(Raw records)
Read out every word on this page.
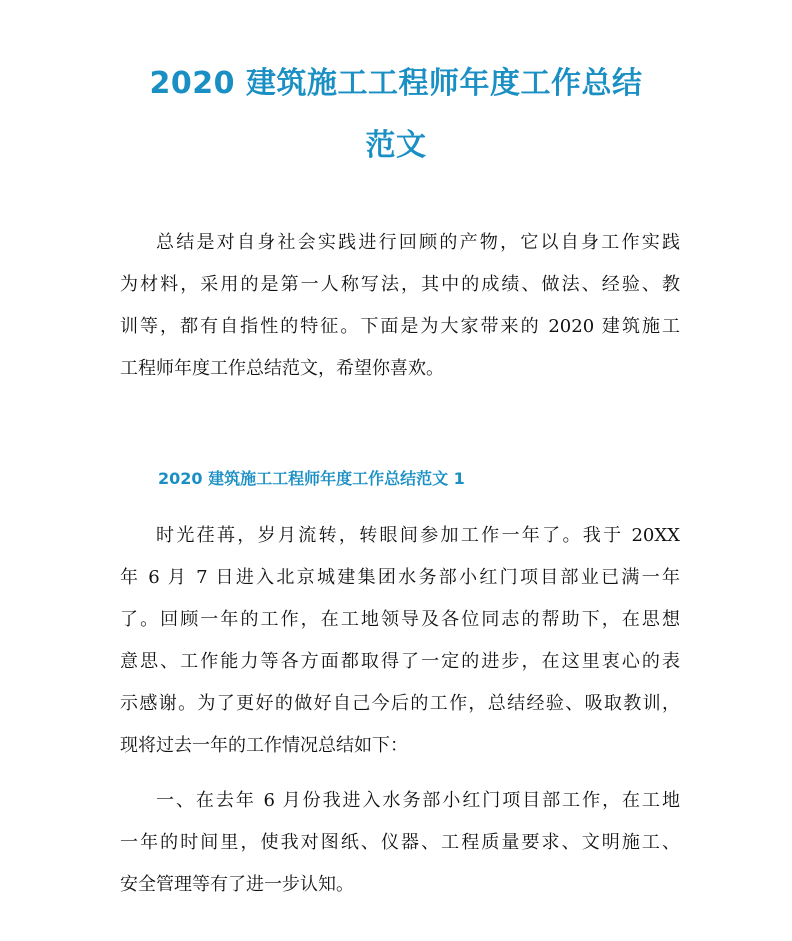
2020 建筑施工工程师年度工作总结
范文
总结是对自身社会实践进行回顾的产物，它以自身工作实践
为材料，采用的是第一人称写法，其中的成绩、做法、经验、教
训等，都有自指性的特征。下面是为大家带来的 2020 建筑施工
工程师年度工作总结范文，希望你喜欢。
2020 建筑施工工程师年度工作总结范文 1
时光荏苒，岁月流转，转眼间参加工作一年了。我于 20XX
年 6 月 7 日进入北京城建集团水务部小红门项目部业已满一年
了。回顾一年的工作，在工地领导及各位同志的帮助下，在思想
意思、工作能力等各方面都取得了一定的进步，在这里衷心的表
示感谢。为了更好的做好自己今后的工作，总结经验、吸取教训，
现将过去一年的工作情况总结如下：
一、在去年 6 月份我进入水务部小红门项目部工作，在工地
一年的时间里，使我对图纸、仪器、工程质量要求、文明施工、
安全管理等有了进一步认知。
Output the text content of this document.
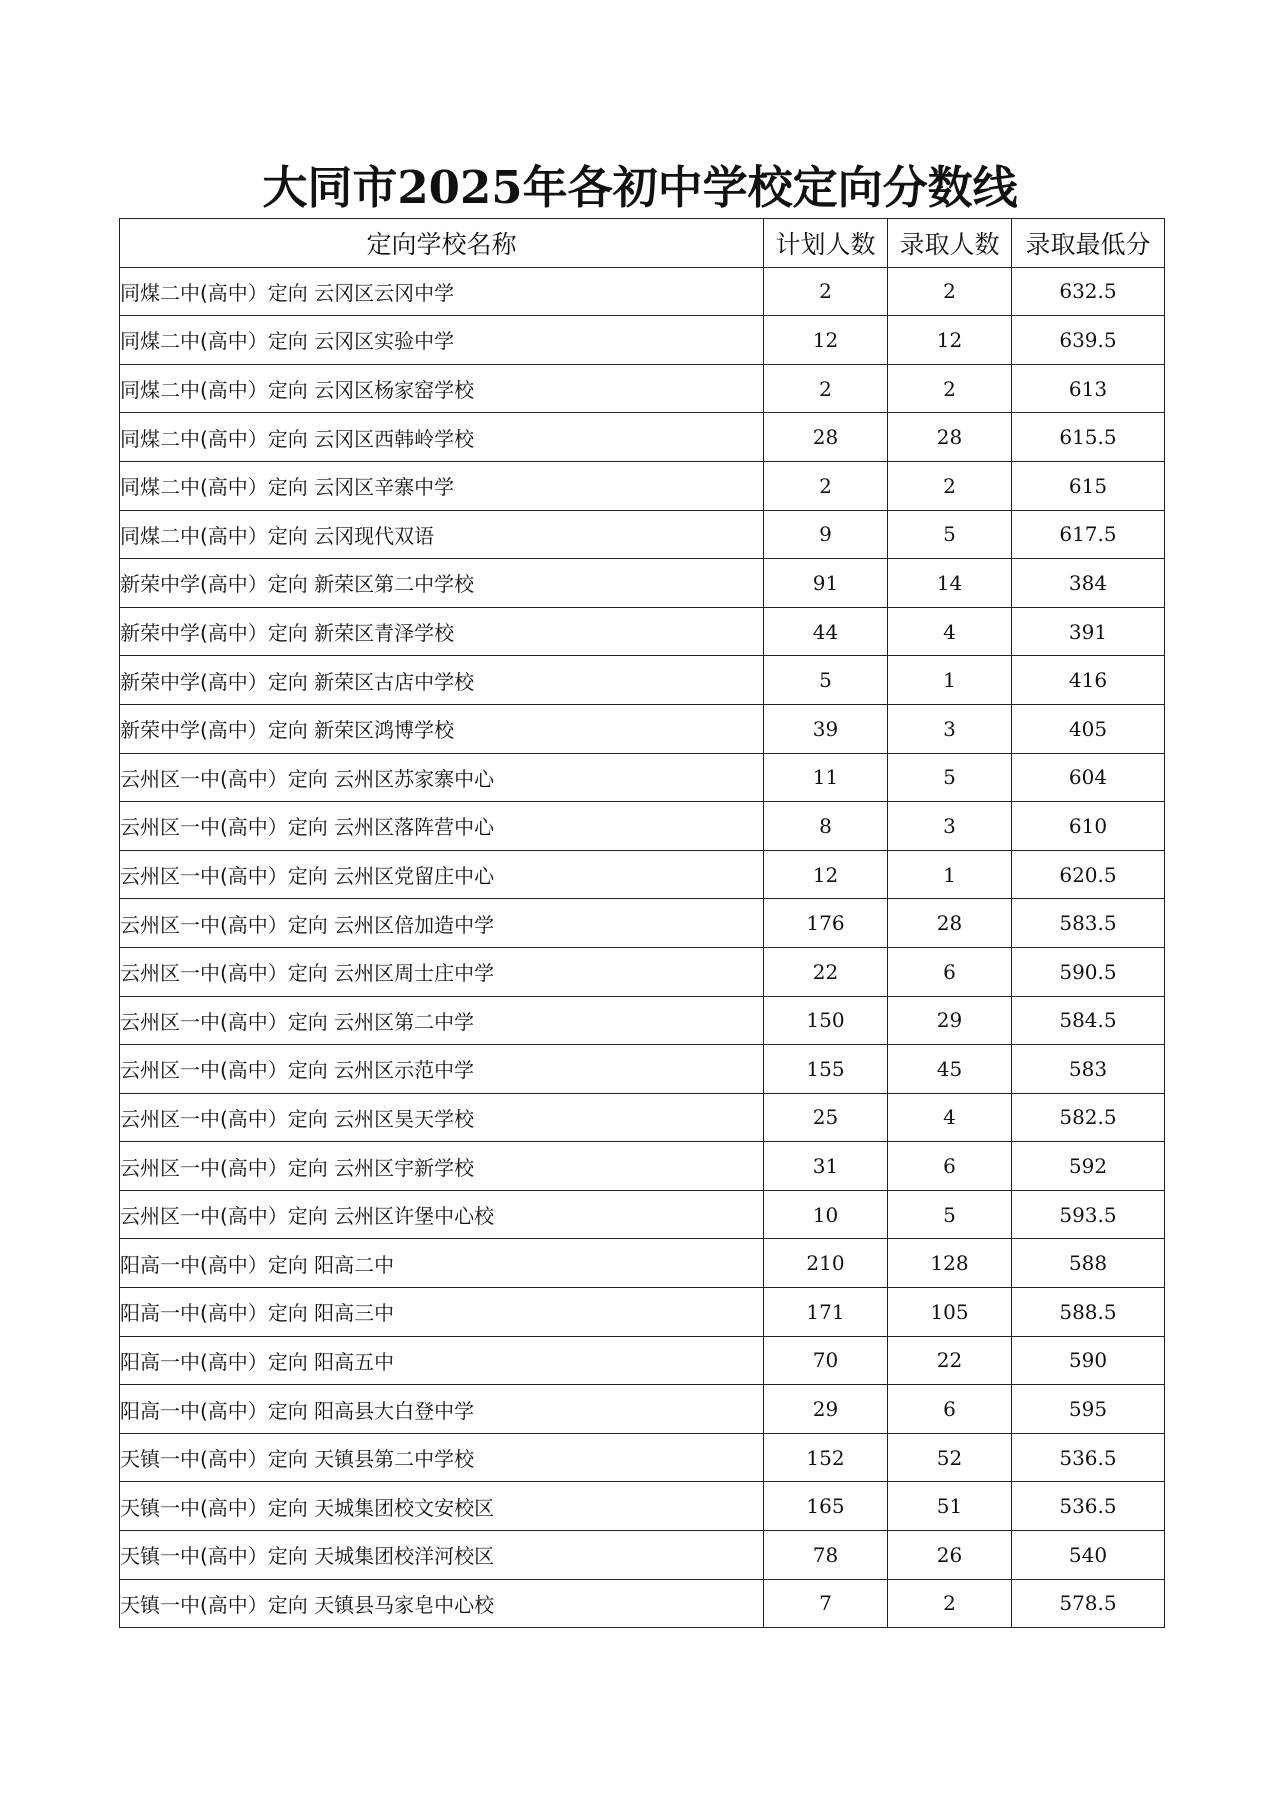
大同市2025年各初中学校定向分数线
定向学校名称	计划人数	录取人数	录取最低分
同煤二中(高中）定向 云冈区云冈中学	2	2	632.5
同煤二中(高中）定向 云冈区实验中学	12	12	639.5
同煤二中(高中）定向 云冈区杨家窑学校	2	2	613
同煤二中(高中）定向 云冈区西韩岭学校	28	28	615.5
同煤二中(高中）定向 云冈区辛寨中学	2	2	615
同煤二中(高中）定向 云冈现代双语	9	5	617.5
新荣中学(高中）定向 新荣区第二中学校	91	14	384
新荣中学(高中）定向 新荣区青泽学校	44	4	391
新荣中学(高中）定向 新荣区古店中学校	5	1	416
新荣中学(高中）定向 新荣区鸿博学校	39	3	405
云州区一中(高中）定向 云州区苏家寨中心	11	5	604
云州区一中(高中）定向 云州区落阵营中心	8	3	610
云州区一中(高中）定向 云州区党留庄中心	12	1	620.5
云州区一中(高中）定向 云州区倍加造中学	176	28	583.5
云州区一中(高中）定向 云州区周士庄中学	22	6	590.5
云州区一中(高中）定向 云州区第二中学	150	29	584.5
云州区一中(高中）定向 云州区示范中学	155	45	583
云州区一中(高中）定向 云州区昊天学校	25	4	582.5
云州区一中(高中）定向 云州区宇新学校	31	6	592
云州区一中(高中）定向 云州区许堡中心校	10	5	593.5
阳高一中(高中）定向 阳高二中	210	128	588
阳高一中(高中）定向 阳高三中	171	105	588.5
阳高一中(高中）定向 阳高五中	70	22	590
阳高一中(高中）定向 阳高县大白登中学	29	6	595
天镇一中(高中）定向 天镇县第二中学校	152	52	536.5
天镇一中(高中）定向 天城集团校文安校区	165	51	536.5
天镇一中(高中）定向 天城集团校洋河校区	78	26	540
天镇一中(高中）定向 天镇县马家皂中心校	7	2	578.5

| WHAT IS REQUIRED |
Leave out the pictures, and please output only the lines from the line that contains "Output the text content of this document." through the end of the data, both ends included.

| SOLUTION BELOW |
Output the text content of this document.
大同市2025年各初中学校定向分数线
定向学校名称	计划人数	录取人数	录取最低分
同煤二中(高中）定向 云冈区云冈中学	2	2	632.5
同煤二中(高中）定向 云冈区实验中学	12	12	639.5
同煤二中(高中）定向 云冈区杨家窑学校	2	2	613
同煤二中(高中）定向 云冈区西韩岭学校	28	28	615.5
同煤二中(高中）定向 云冈区辛寨中学	2	2	615
同煤二中(高中）定向 云冈现代双语	9	5	617.5
新荣中学(高中）定向 新荣区第二中学校	91	14	384
新荣中学(高中）定向 新荣区青泽学校	44	4	391
新荣中学(高中）定向 新荣区古店中学校	5	1	416
新荣中学(高中）定向 新荣区鸿博学校	39	3	405
云州区一中(高中）定向 云州区苏家寨中心	11	5	604
云州区一中(高中）定向 云州区落阵营中心	8	3	610
云州区一中(高中）定向 云州区党留庄中心	12	1	620.5
云州区一中(高中）定向 云州区倍加造中学	176	28	583.5
云州区一中(高中）定向 云州区周士庄中学	22	6	590.5
云州区一中(高中）定向 云州区第二中学	150	29	584.5
云州区一中(高中）定向 云州区示范中学	155	45	583
云州区一中(高中）定向 云州区昊天学校	25	4	582.5
云州区一中(高中）定向 云州区宇新学校	31	6	592
云州区一中(高中）定向 云州区许堡中心校	10	5	593.5
阳高一中(高中）定向 阳高二中	210	128	588
阳高一中(高中）定向 阳高三中	171	105	588.5
阳高一中(高中）定向 阳高五中	70	22	590
阳高一中(高中）定向 阳高县大白登中学	29	6	595
天镇一中(高中）定向 天镇县第二中学校	152	52	536.5
天镇一中(高中）定向 天城集团校文安校区	165	51	536.5
天镇一中(高中）定向 天城集团校洋河校区	78	26	540
天镇一中(高中）定向 天镇县马家皂中心校	7	2	578.5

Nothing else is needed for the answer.